• [The task]: Quote the entries that follow exactly, leaving none out.

* BEGIN *

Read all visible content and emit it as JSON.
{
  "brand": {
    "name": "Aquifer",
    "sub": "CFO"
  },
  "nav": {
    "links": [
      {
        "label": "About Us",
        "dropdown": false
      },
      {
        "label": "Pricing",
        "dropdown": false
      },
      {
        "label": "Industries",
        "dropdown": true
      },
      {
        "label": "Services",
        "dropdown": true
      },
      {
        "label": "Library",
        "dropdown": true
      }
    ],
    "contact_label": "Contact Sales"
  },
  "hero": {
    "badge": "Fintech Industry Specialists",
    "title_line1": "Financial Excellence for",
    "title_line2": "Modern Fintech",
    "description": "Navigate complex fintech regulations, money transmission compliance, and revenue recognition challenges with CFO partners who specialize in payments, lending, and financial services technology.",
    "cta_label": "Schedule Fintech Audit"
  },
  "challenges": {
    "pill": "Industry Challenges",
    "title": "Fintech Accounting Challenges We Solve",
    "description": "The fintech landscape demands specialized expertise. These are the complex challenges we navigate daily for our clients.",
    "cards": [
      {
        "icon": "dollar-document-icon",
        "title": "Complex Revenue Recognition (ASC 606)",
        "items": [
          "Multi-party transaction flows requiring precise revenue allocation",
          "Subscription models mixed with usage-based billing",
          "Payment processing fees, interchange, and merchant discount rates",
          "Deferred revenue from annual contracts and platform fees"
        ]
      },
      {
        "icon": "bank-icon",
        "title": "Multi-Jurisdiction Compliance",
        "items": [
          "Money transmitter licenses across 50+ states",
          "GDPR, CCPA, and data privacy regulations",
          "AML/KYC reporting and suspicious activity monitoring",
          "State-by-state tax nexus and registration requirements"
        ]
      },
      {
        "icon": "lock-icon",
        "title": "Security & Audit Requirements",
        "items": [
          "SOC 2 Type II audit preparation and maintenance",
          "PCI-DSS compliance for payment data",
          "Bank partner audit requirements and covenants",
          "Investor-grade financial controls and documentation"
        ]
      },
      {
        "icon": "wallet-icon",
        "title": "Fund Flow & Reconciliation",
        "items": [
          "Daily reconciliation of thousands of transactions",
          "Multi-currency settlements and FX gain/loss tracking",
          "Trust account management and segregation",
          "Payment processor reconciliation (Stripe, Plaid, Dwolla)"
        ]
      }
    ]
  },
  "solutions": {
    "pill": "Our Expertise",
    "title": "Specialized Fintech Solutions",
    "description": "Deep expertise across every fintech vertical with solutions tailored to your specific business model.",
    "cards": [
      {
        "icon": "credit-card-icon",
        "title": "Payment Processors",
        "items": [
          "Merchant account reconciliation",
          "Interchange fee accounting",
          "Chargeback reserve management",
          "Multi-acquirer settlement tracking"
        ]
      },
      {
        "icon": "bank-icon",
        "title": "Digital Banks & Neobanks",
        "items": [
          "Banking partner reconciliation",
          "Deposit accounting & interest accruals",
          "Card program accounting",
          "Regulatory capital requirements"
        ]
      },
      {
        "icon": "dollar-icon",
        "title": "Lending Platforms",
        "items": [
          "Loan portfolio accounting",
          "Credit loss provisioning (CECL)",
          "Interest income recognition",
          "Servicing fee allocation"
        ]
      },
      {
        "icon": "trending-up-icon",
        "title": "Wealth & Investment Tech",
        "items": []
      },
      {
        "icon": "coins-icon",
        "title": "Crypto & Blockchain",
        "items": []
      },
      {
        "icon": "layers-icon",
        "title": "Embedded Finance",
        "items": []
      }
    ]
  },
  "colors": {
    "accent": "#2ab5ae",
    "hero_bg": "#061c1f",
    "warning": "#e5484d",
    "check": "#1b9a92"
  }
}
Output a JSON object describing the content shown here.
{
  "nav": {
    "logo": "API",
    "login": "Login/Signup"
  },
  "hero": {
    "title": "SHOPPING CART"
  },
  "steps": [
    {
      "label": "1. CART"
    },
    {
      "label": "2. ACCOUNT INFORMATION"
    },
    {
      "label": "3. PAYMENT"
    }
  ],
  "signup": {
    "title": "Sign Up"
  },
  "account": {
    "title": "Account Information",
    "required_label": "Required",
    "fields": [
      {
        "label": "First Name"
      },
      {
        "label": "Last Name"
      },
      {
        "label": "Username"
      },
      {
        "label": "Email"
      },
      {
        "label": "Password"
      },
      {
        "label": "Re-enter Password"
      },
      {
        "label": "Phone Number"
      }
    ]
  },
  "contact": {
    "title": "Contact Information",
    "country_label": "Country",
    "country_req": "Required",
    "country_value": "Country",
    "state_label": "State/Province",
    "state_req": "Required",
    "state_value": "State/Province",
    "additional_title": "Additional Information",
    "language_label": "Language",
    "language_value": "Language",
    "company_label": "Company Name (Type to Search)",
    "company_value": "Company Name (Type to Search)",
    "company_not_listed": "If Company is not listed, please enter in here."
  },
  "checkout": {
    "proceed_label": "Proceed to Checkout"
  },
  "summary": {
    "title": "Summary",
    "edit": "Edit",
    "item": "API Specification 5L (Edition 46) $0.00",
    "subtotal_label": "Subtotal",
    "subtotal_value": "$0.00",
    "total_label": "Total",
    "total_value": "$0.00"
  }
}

* END *

• [Result of this task]:
Read all visible content and emit it as JSON.
{
  "brand": {
    "name": "Aquifer",
    "sub": "CFO"
  },
  "nav": {
    "links": [
      {
        "label": "About Us",
        "dropdown": false
      },
      {
        "label": "Pricing",
        "dropdown": false
      },
      {
        "label": "Industries",
        "dropdown": true
      },
      {
        "label": "Services",
        "dropdown": true
      },
      {
        "label": "Library",
        "dropdown": true
      }
    ],
    "contact_label": "Contact Sales"
  },
  "hero": {
    "badge": "Fintech Industry Specialists",
    "title_line1": "Financial Excellence for",
    "title_line2": "Modern Fintech",
    "description": "Navigate complex fintech regulations, money transmission compliance, and revenue recognition challenges with CFO partners who specialize in payments, lending, and financial services technology.",
    "cta_label": "Schedule Fintech Audit"
  },
  "challenges": {
    "pill": "Industry Challenges",
    "title": "Fintech Accounting Challenges We Solve",
    "description": "The fintech landscape demands specialized expertise. These are the complex challenges we navigate daily for our clients.",
    "cards": [
      {
        "icon": "dollar-document-icon",
        "title": "Complex Revenue Recognition (ASC 606)",
        "items": [
          "Multi-party transaction flows requiring precise revenue allocation",
          "Subscription models mixed with usage-based billing",
          "Payment processing fees, interchange, and merchant discount rates",
          "Deferred revenue from annual contracts and platform fees"
        ]
      },
      {
        "icon": "bank-icon",
        "title": "Multi-Jurisdiction Compliance",
        "items": [
          "Money transmitter licenses across 50+ states",
          "GDPR, CCPA, and data privacy regulations",
          "AML/KYC reporting and suspicious activity monitoring",
          "State-by-state tax nexus and registration requirements"
        ]
      },
      {
        "icon": "lock-icon",
        "title": "Security & Audit Requirements",
        "items": [
          "SOC 2 Type II audit preparation and maintenance",
          "PCI-DSS compliance for payment data",
          "Bank partner audit requirements and covenants",
          "Investor-grade financial controls and documentation"
        ]
      },
      {
        "icon": "wallet-icon",
        "title": "Fund Flow & Reconciliation",
        "items": [
          "Daily reconciliation of thousands of transactions",
          "Multi-currency settlements and FX gain/loss tracking",
          "Trust account management and segregation",
          "Payment processor reconciliation (Stripe, Plaid, Dwolla)"
        ]
      }
    ]
  },
  "solutions": {
    "pill": "Our Expertise",
    "title": "Specialized Fintech Solutions",
    "description": "Deep expertise across every fintech vertical with solutions tailored to your specific business model.",
    "cards": [
      {
        "icon": "credit-card-icon",
        "title": "Payment Processors",
        "items": [
          "Merchant account reconciliation",
          "Interchange fee accounting",
          "Chargeback reserve management",
          "Multi-acquirer settlement tracking"
        ]
      },
      {
        "icon": "bank-icon",
        "title": "Digital Banks & Neobanks",
        "items": [
          "Banking partner reconciliation",
          "Deposit accounting & interest accruals",
          "Card program accounting",
          "Regulatory capital requirements"
        ]
      },
      {
        "icon": "dollar-icon",
        "title": "Lending Platforms",
        "items": [
          "Loan portfolio accounting",
          "Credit loss provisioning (CECL)",
          "Interest income recognition",
          "Servicing fee allocation"
        ]
      },
      {
        "icon": "trending-up-icon",
        "title": "Wealth & Investment Tech",
        "items": []
      },
      {
        "icon": "coins-icon",
        "title": "Crypto & Blockchain",
        "items": []
      },
      {
        "icon": "layers-icon",
        "title": "Embedded Finance",
        "items": []
      }
    ]
  },
  "colors": {
    "accent": "#2ab5ae",
    "hero_bg": "#061c1f",
    "warning": "#e5484d",
    "check": "#1b9a92"
  }
}
Output a JSON object describing the content shown here.
{
  "nav": {
    "logo": "API",
    "login": "Login/Signup"
  },
  "hero": {
    "title": "SHOPPING CART"
  },
  "steps": [
    {
      "label": "1. CART"
    },
    {
      "label": "2. ACCOUNT INFORMATION"
    },
    {
      "label": "3. PAYMENT"
    }
  ],
  "signup": {
    "title": "Sign Up"
  },
  "account": {
    "title": "Account Information",
    "required_label": "Required",
    "fields": [
      {
        "label": "First Name"
      },
      {
        "label": "Last Name"
      },
      {
        "label": "Username"
      },
      {
        "label": "Email"
      },
      {
        "label": "Password"
      },
      {
        "label": "Re-enter Password"
      },
      {
        "label": "Phone Number"
      }
    ]
  },
  "contact": {
    "title": "Contact Information",
    "country_label": "Country",
    "country_req": "Required",
    "country_value": "Country",
    "state_label": "State/Province",
    "state_req": "Required",
    "state_value": "State/Province",
    "additional_title": "Additional Information",
    "language_label": "Language",
    "language_value": "Language",
    "company_label": "Company Name (Type to Search)",
    "company_value": "Company Name (Type to Search)",
    "company_not_listed": "If Company is not listed, please enter in here."
  },
  "checkout": {
    "proceed_label": "Proceed to Checkout"
  },
  "summary": {
    "title": "Summary",
    "edit": "Edit",
    "item": "API Specification 5L (Edition 46) $0.00",
    "subtotal_label": "Subtotal",
    "subtotal_value": "$0.00",
    "total_label": "Total",
    "total_value": "$0.00"
  }
}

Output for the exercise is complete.